What to produce:
Go through the entries and transcribe each one exactly, dropping the pictures.

--- Start Data records ---

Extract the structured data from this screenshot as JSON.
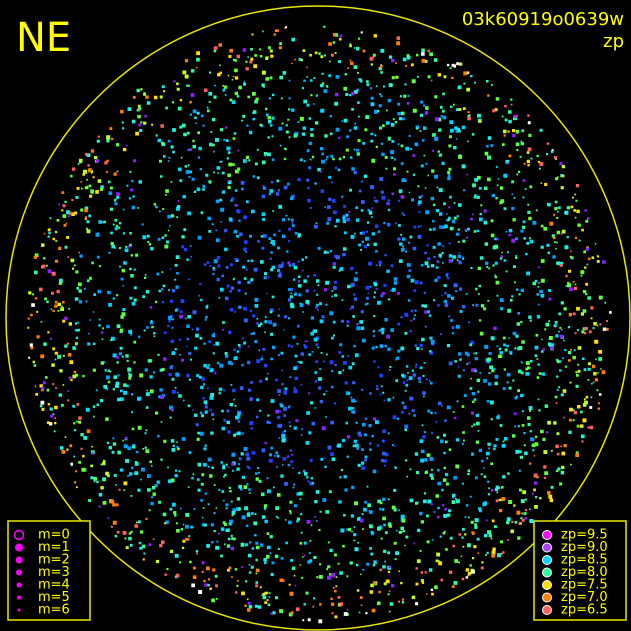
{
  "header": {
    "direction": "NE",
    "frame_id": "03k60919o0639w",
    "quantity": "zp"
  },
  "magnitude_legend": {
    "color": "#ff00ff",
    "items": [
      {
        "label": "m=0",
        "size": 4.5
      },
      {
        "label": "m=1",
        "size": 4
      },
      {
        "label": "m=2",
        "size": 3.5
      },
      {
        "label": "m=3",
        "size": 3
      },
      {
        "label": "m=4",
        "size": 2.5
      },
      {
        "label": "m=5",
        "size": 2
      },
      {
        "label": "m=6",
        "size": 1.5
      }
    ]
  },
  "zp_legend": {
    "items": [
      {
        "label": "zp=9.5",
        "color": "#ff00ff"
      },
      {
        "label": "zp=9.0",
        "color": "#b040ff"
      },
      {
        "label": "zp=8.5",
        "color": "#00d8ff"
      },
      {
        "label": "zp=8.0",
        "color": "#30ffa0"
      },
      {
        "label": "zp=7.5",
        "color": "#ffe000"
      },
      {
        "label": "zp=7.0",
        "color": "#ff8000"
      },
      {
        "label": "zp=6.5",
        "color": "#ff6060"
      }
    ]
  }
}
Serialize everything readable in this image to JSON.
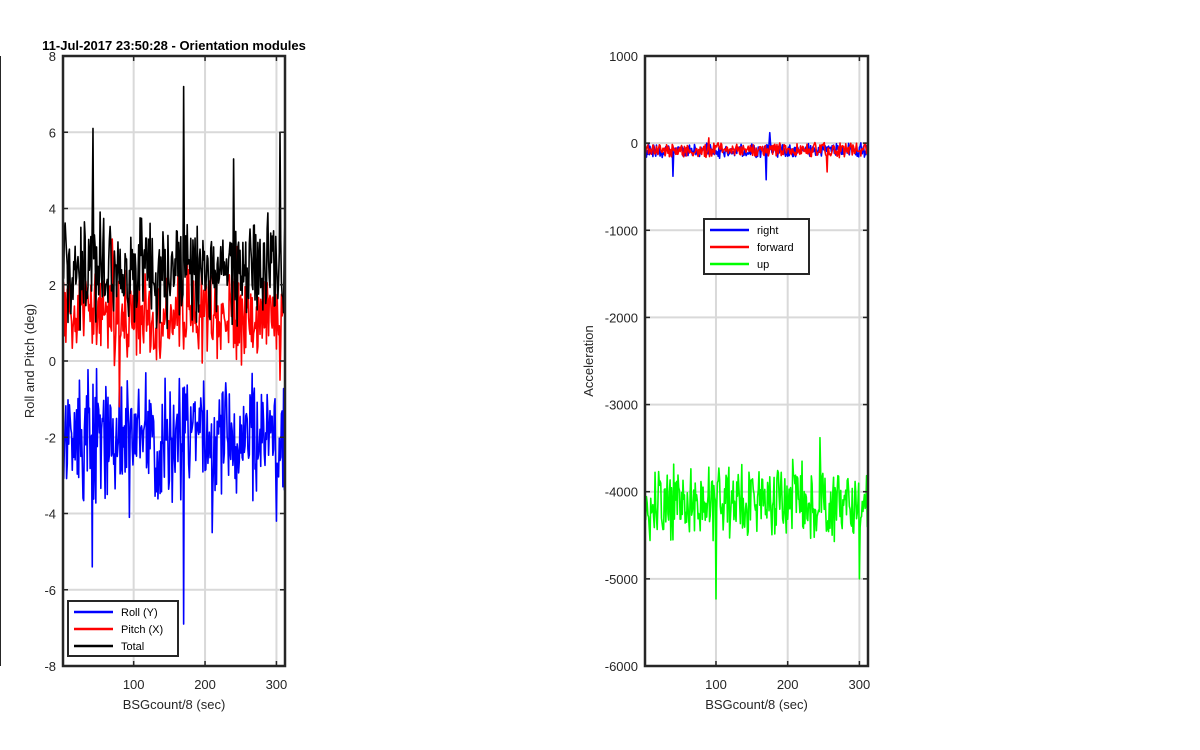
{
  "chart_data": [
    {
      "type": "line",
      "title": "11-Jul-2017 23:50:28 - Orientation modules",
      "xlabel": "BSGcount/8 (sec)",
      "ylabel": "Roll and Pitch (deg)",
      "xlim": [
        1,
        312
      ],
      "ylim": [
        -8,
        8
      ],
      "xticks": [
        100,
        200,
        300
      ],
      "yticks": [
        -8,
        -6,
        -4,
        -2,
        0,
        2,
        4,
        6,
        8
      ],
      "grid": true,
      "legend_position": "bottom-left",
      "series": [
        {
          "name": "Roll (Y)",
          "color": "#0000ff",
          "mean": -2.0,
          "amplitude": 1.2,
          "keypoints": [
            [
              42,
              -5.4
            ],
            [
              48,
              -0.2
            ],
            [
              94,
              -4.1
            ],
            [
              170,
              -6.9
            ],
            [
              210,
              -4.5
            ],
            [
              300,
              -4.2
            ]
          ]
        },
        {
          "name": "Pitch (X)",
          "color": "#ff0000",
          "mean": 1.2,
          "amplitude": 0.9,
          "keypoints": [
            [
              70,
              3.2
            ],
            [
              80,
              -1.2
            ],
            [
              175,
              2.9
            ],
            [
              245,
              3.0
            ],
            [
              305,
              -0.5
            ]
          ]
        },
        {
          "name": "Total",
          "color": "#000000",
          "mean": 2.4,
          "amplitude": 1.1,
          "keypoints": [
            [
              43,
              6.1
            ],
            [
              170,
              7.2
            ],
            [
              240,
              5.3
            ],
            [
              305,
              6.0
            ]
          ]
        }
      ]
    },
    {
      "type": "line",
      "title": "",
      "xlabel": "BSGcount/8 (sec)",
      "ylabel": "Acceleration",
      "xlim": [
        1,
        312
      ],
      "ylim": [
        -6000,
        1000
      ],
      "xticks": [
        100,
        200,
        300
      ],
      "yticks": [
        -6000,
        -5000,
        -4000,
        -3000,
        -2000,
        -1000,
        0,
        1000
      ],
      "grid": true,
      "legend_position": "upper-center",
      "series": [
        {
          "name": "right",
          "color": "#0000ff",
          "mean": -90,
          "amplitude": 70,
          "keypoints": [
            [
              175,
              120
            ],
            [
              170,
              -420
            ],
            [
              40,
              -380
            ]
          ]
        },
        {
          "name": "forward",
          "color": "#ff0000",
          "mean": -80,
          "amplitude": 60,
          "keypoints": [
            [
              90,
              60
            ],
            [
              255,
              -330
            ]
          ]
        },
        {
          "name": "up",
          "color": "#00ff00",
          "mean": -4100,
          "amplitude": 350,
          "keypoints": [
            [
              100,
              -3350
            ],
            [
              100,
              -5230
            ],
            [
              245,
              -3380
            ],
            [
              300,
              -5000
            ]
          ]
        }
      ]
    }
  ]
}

--- End Data records ---

Full solution:
Extract the structured data from this screenshot as JSON.
{
  "header": {
    "direction": "NE",
    "frame_id": "03k60919o0639w",
    "quantity": "zp"
  },
  "magnitude_legend": {
    "color": "#ff00ff",
    "items": [
      {
        "label": "m=0",
        "size": 4.5
      },
      {
        "label": "m=1",
        "size": 4
      },
      {
        "label": "m=2",
        "size": 3.5
      },
      {
        "label": "m=3",
        "size": 3
      },
      {
        "label": "m=4",
        "size": 2.5
      },
      {
        "label": "m=5",
        "size": 2
      },
      {
        "label": "m=6",
        "size": 1.5
      }
    ]
  },
  "zp_legend": {
    "items": [
      {
        "label": "zp=9.5",
        "color": "#ff00ff"
      },
      {
        "label": "zp=9.0",
        "color": "#b040ff"
      },
      {
        "label": "zp=8.5",
        "color": "#00d8ff"
      },
      {
        "label": "zp=8.0",
        "color": "#30ffa0"
      },
      {
        "label": "zp=7.5",
        "color": "#ffe000"
      },
      {
        "label": "zp=7.0",
        "color": "#ff8000"
      },
      {
        "label": "zp=6.5",
        "color": "#ff6060"
      }
    ]
  }
}
Serialize everything readable in this image to JSON.
{
  "chart_data": [
    {
      "type": "line",
      "title": "11-Jul-2017 23:50:28 - Orientation modules",
      "xlabel": "BSGcount/8 (sec)",
      "ylabel": "Roll and Pitch (deg)",
      "xlim": [
        1,
        312
      ],
      "ylim": [
        -8,
        8
      ],
      "xticks": [
        100,
        200,
        300
      ],
      "yticks": [
        -8,
        -6,
        -4,
        -2,
        0,
        2,
        4,
        6,
        8
      ],
      "grid": true,
      "legend_position": "bottom-left",
      "series": [
        {
          "name": "Roll (Y)",
          "color": "#0000ff",
          "mean": -2.0,
          "amplitude": 1.2,
          "keypoints": [
            [
              42,
              -5.4
            ],
            [
              48,
              -0.2
            ],
            [
              94,
              -4.1
            ],
            [
              170,
              -6.9
            ],
            [
              210,
              -4.5
            ],
            [
              300,
              -4.2
            ]
          ]
        },
        {
          "name": "Pitch (X)",
          "color": "#ff0000",
          "mean": 1.2,
          "amplitude": 0.9,
          "keypoints": [
            [
              70,
              3.2
            ],
            [
              80,
              -1.2
            ],
            [
              175,
              2.9
            ],
            [
              245,
              3.0
            ],
            [
              305,
              -0.5
            ]
          ]
        },
        {
          "name": "Total",
          "color": "#000000",
          "mean": 2.4,
          "amplitude": 1.1,
          "keypoints": [
            [
              43,
              6.1
            ],
            [
              170,
              7.2
            ],
            [
              240,
              5.3
            ],
            [
              305,
              6.0
            ]
          ]
        }
      ]
    },
    {
      "type": "line",
      "title": "",
      "xlabel": "BSGcount/8 (sec)",
      "ylabel": "Acceleration",
      "xlim": [
        1,
        312
      ],
      "ylim": [
        -6000,
        1000
      ],
      "xticks": [
        100,
        200,
        300
      ],
      "yticks": [
        -6000,
        -5000,
        -4000,
        -3000,
        -2000,
        -1000,
        0,
        1000
      ],
      "grid": true,
      "legend_position": "upper-center",
      "series": [
        {
          "name": "right",
          "color": "#0000ff",
          "mean": -90,
          "amplitude": 70,
          "keypoints": [
            [
              175,
              120
            ],
            [
              170,
              -420
            ],
            [
              40,
              -380
            ]
          ]
        },
        {
          "name": "forward",
          "color": "#ff0000",
          "mean": -80,
          "amplitude": 60,
          "keypoints": [
            [
              90,
              60
            ],
            [
              255,
              -330
            ]
          ]
        },
        {
          "name": "up",
          "color": "#00ff00",
          "mean": -4100,
          "amplitude": 350,
          "keypoints": [
            [
              100,
              -3350
            ],
            [
              100,
              -5230
            ],
            [
              245,
              -3380
            ],
            [
              300,
              -5000
            ]
          ]
        }
      ]
    }
  ]
}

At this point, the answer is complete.